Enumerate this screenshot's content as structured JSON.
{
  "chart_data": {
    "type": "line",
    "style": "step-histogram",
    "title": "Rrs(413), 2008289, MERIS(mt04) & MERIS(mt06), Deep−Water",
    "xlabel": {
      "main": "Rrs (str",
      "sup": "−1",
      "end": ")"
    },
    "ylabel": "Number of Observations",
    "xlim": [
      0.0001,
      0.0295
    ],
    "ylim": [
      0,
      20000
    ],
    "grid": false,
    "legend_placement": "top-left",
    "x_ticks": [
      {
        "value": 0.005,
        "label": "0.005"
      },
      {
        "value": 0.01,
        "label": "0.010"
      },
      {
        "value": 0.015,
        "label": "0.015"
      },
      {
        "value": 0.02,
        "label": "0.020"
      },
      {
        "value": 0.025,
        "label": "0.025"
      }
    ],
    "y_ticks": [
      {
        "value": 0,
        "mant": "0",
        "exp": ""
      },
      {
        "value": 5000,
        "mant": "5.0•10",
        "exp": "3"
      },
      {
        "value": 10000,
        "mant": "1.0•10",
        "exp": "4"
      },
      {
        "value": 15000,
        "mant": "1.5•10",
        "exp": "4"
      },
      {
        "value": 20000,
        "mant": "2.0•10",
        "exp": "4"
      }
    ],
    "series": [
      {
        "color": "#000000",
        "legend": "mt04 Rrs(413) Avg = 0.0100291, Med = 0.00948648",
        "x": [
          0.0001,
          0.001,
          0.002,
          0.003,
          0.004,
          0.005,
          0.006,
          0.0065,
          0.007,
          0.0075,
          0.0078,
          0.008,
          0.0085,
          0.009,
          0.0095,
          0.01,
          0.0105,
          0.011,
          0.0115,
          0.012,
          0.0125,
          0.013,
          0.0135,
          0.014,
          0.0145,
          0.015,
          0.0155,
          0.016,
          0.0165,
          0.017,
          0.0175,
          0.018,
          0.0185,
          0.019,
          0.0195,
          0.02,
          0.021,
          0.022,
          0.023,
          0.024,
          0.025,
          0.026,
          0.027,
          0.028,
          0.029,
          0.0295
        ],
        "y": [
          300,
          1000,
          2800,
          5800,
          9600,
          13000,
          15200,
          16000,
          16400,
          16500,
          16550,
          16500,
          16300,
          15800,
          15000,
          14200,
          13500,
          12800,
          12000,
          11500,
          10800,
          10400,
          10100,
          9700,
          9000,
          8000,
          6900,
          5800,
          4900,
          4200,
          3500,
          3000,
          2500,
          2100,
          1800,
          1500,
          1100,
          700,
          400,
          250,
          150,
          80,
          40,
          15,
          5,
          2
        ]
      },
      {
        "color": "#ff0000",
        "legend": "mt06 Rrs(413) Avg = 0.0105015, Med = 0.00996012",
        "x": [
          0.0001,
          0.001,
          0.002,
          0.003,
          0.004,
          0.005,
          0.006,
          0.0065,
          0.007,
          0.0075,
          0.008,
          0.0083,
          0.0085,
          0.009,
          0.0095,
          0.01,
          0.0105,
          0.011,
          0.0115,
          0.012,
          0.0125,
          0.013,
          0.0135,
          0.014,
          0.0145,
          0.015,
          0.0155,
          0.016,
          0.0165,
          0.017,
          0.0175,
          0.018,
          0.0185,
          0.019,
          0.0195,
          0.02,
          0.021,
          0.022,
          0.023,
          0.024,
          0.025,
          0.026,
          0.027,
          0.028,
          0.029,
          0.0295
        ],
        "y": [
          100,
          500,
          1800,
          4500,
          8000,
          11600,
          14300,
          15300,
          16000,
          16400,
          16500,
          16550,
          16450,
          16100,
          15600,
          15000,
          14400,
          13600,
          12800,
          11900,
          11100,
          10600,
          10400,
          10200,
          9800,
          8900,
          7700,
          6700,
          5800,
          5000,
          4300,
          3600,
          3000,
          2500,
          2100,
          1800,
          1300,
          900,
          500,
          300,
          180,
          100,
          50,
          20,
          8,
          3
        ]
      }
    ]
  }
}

--- Instructions to follow ---
Scan the records above for the string "value", then select every line that holds it.

--- Task solution ---
        "value": 0.005,
        "value": 0.01,
        "value": 0.015,
        "value": 0.02,
        "value": 0.025,
        "value": 0,
        "value": 5000,
        "value": 10000,
        "value": 15000,
        "value": 20000,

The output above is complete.